Every entry here needs to be repeated exactly.
-- Start of Task data --
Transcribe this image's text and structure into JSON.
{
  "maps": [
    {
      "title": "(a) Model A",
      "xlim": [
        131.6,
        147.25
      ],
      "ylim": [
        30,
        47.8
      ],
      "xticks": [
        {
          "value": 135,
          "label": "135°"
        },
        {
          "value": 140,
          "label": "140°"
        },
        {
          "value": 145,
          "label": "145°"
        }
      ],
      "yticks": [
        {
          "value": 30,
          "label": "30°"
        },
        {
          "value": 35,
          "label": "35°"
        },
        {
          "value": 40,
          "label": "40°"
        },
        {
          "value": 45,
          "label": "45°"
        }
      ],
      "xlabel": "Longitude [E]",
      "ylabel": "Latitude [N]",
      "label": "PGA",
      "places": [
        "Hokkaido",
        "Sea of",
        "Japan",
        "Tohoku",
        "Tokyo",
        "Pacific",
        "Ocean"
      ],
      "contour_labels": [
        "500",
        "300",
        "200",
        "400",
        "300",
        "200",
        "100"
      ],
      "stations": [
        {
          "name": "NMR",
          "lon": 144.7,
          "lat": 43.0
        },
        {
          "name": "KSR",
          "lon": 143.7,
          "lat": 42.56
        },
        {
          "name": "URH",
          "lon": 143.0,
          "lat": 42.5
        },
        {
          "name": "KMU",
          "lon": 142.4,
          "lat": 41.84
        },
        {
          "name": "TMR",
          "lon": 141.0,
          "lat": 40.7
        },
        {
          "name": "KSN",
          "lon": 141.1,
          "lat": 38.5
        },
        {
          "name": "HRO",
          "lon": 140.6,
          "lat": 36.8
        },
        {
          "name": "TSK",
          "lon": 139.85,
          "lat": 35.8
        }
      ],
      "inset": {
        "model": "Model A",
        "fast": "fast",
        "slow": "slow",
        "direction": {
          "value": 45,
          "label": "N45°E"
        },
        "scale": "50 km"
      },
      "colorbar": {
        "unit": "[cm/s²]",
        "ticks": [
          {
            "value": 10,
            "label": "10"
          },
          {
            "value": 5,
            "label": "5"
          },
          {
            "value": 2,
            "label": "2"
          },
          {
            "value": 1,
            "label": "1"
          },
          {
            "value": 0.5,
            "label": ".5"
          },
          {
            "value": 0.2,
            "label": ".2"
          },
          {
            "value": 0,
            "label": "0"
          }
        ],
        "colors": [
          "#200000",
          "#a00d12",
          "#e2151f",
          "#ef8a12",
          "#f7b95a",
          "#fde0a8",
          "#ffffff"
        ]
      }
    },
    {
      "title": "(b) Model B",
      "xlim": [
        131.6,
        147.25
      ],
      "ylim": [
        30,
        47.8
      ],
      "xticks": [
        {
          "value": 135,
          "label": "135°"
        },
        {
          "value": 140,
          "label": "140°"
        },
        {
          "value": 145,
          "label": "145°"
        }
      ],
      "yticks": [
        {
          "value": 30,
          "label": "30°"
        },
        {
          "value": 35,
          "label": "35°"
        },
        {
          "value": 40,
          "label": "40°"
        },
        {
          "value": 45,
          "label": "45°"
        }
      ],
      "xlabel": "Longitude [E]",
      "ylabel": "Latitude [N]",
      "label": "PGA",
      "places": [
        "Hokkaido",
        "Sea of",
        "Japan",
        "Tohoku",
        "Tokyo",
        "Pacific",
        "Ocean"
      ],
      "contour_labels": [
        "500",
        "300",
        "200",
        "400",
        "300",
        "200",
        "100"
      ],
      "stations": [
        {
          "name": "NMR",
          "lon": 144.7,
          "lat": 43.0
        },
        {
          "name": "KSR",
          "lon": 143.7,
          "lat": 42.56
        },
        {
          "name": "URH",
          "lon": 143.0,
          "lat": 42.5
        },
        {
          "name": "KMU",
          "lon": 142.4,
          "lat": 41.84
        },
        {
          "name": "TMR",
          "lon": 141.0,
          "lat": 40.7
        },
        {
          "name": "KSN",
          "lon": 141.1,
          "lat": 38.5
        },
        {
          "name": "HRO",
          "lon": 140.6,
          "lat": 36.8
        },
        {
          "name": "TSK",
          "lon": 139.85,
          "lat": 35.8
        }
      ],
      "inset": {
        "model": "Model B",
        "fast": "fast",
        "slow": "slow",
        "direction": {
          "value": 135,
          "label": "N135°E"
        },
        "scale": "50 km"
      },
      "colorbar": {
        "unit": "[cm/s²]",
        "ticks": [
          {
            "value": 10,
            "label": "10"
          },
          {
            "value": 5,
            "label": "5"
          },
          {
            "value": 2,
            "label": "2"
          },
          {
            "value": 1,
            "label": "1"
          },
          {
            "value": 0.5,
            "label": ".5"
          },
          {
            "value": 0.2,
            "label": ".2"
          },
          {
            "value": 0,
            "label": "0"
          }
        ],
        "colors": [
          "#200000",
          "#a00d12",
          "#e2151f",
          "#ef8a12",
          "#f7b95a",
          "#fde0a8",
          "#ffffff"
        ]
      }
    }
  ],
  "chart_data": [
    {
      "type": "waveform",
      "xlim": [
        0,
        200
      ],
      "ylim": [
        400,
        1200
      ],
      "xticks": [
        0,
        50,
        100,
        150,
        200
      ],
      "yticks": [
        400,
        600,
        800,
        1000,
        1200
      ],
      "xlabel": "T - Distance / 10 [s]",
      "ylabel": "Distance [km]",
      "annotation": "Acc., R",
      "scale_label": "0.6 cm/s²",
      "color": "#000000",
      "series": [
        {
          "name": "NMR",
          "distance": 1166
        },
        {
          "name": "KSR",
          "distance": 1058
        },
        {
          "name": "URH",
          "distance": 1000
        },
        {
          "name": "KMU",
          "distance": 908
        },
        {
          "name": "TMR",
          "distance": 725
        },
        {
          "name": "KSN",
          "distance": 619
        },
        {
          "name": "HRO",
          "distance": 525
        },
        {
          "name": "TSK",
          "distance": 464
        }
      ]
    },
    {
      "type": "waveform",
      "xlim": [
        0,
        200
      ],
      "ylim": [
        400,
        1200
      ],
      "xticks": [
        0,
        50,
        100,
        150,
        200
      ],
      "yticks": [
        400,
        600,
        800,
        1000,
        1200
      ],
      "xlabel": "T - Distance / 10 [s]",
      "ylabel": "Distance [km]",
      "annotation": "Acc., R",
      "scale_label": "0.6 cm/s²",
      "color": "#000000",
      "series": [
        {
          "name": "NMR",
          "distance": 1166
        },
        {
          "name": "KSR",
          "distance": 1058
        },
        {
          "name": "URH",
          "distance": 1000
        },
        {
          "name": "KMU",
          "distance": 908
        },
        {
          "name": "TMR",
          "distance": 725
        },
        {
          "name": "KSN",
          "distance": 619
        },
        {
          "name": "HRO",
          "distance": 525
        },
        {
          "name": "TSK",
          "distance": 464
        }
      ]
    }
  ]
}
-- End of Task data --
Solution to the exercise:
Transcribe this image's text and structure into JSON.
{
  "maps": [
    {
      "title": "(a) Model A",
      "xlim": [
        131.6,
        147.25
      ],
      "ylim": [
        30,
        47.8
      ],
      "xticks": [
        {
          "value": 135,
          "label": "135°"
        },
        {
          "value": 140,
          "label": "140°"
        },
        {
          "value": 145,
          "label": "145°"
        }
      ],
      "yticks": [
        {
          "value": 30,
          "label": "30°"
        },
        {
          "value": 35,
          "label": "35°"
        },
        {
          "value": 40,
          "label": "40°"
        },
        {
          "value": 45,
          "label": "45°"
        }
      ],
      "xlabel": "Longitude [E]",
      "ylabel": "Latitude [N]",
      "label": "PGA",
      "places": [
        "Hokkaido",
        "Sea of",
        "Japan",
        "Tohoku",
        "Tokyo",
        "Pacific",
        "Ocean"
      ],
      "contour_labels": [
        "500",
        "300",
        "200",
        "400",
        "300",
        "200",
        "100"
      ],
      "stations": [
        {
          "name": "NMR",
          "lon": 144.7,
          "lat": 43.0
        },
        {
          "name": "KSR",
          "lon": 143.7,
          "lat": 42.56
        },
        {
          "name": "URH",
          "lon": 143.0,
          "lat": 42.5
        },
        {
          "name": "KMU",
          "lon": 142.4,
          "lat": 41.84
        },
        {
          "name": "TMR",
          "lon": 141.0,
          "lat": 40.7
        },
        {
          "name": "KSN",
          "lon": 141.1,
          "lat": 38.5
        },
        {
          "name": "HRO",
          "lon": 140.6,
          "lat": 36.8
        },
        {
          "name": "TSK",
          "lon": 139.85,
          "lat": 35.8
        }
      ],
      "inset": {
        "model": "Model A",
        "fast": "fast",
        "slow": "slow",
        "direction": {
          "value": 45,
          "label": "N45°E"
        },
        "scale": "50 km"
      },
      "colorbar": {
        "unit": "[cm/s²]",
        "ticks": [
          {
            "value": 10,
            "label": "10"
          },
          {
            "value": 5,
            "label": "5"
          },
          {
            "value": 2,
            "label": "2"
          },
          {
            "value": 1,
            "label": "1"
          },
          {
            "value": 0.5,
            "label": ".5"
          },
          {
            "value": 0.2,
            "label": ".2"
          },
          {
            "value": 0,
            "label": "0"
          }
        ],
        "colors": [
          "#200000",
          "#a00d12",
          "#e2151f",
          "#ef8a12",
          "#f7b95a",
          "#fde0a8",
          "#ffffff"
        ]
      }
    },
    {
      "title": "(b) Model B",
      "xlim": [
        131.6,
        147.25
      ],
      "ylim": [
        30,
        47.8
      ],
      "xticks": [
        {
          "value": 135,
          "label": "135°"
        },
        {
          "value": 140,
          "label": "140°"
        },
        {
          "value": 145,
          "label": "145°"
        }
      ],
      "yticks": [
        {
          "value": 30,
          "label": "30°"
        },
        {
          "value": 35,
          "label": "35°"
        },
        {
          "value": 40,
          "label": "40°"
        },
        {
          "value": 45,
          "label": "45°"
        }
      ],
      "xlabel": "Longitude [E]",
      "ylabel": "Latitude [N]",
      "label": "PGA",
      "places": [
        "Hokkaido",
        "Sea of",
        "Japan",
        "Tohoku",
        "Tokyo",
        "Pacific",
        "Ocean"
      ],
      "contour_labels": [
        "500",
        "300",
        "200",
        "400",
        "300",
        "200",
        "100"
      ],
      "stations": [
        {
          "name": "NMR",
          "lon": 144.7,
          "lat": 43.0
        },
        {
          "name": "KSR",
          "lon": 143.7,
          "lat": 42.56
        },
        {
          "name": "URH",
          "lon": 143.0,
          "lat": 42.5
        },
        {
          "name": "KMU",
          "lon": 142.4,
          "lat": 41.84
        },
        {
          "name": "TMR",
          "lon": 141.0,
          "lat": 40.7
        },
        {
          "name": "KSN",
          "lon": 141.1,
          "lat": 38.5
        },
        {
          "name": "HRO",
          "lon": 140.6,
          "lat": 36.8
        },
        {
          "name": "TSK",
          "lon": 139.85,
          "lat": 35.8
        }
      ],
      "inset": {
        "model": "Model B",
        "fast": "fast",
        "slow": "slow",
        "direction": {
          "value": 135,
          "label": "N135°E"
        },
        "scale": "50 km"
      },
      "colorbar": {
        "unit": "[cm/s²]",
        "ticks": [
          {
            "value": 10,
            "label": "10"
          },
          {
            "value": 5,
            "label": "5"
          },
          {
            "value": 2,
            "label": "2"
          },
          {
            "value": 1,
            "label": "1"
          },
          {
            "value": 0.5,
            "label": ".5"
          },
          {
            "value": 0.2,
            "label": ".2"
          },
          {
            "value": 0,
            "label": "0"
          }
        ],
        "colors": [
          "#200000",
          "#a00d12",
          "#e2151f",
          "#ef8a12",
          "#f7b95a",
          "#fde0a8",
          "#ffffff"
        ]
      }
    }
  ],
  "chart_data": [
    {
      "type": "waveform",
      "xlim": [
        0,
        200
      ],
      "ylim": [
        400,
        1200
      ],
      "xticks": [
        0,
        50,
        100,
        150,
        200
      ],
      "yticks": [
        400,
        600,
        800,
        1000,
        1200
      ],
      "xlabel": "T - Distance / 10 [s]",
      "ylabel": "Distance [km]",
      "annotation": "Acc., R",
      "scale_label": "0.6 cm/s²",
      "color": "#000000",
      "series": [
        {
          "name": "NMR",
          "distance": 1166
        },
        {
          "name": "KSR",
          "distance": 1058
        },
        {
          "name": "URH",
          "distance": 1000
        },
        {
          "name": "KMU",
          "distance": 908
        },
        {
          "name": "TMR",
          "distance": 725
        },
        {
          "name": "KSN",
          "distance": 619
        },
        {
          "name": "HRO",
          "distance": 525
        },
        {
          "name": "TSK",
          "distance": 464
        }
      ]
    },
    {
      "type": "waveform",
      "xlim": [
        0,
        200
      ],
      "ylim": [
        400,
        1200
      ],
      "xticks": [
        0,
        50,
        100,
        150,
        200
      ],
      "yticks": [
        400,
        600,
        800,
        1000,
        1200
      ],
      "xlabel": "T - Distance / 10 [s]",
      "ylabel": "Distance [km]",
      "annotation": "Acc., R",
      "scale_label": "0.6 cm/s²",
      "color": "#000000",
      "series": [
        {
          "name": "NMR",
          "distance": 1166
        },
        {
          "name": "KSR",
          "distance": 1058
        },
        {
          "name": "URH",
          "distance": 1000
        },
        {
          "name": "KMU",
          "distance": 908
        },
        {
          "name": "TMR",
          "distance": 725
        },
        {
          "name": "KSN",
          "distance": 619
        },
        {
          "name": "HRO",
          "distance": 525
        },
        {
          "name": "TSK",
          "distance": 464
        }
      ]
    }
  ]
}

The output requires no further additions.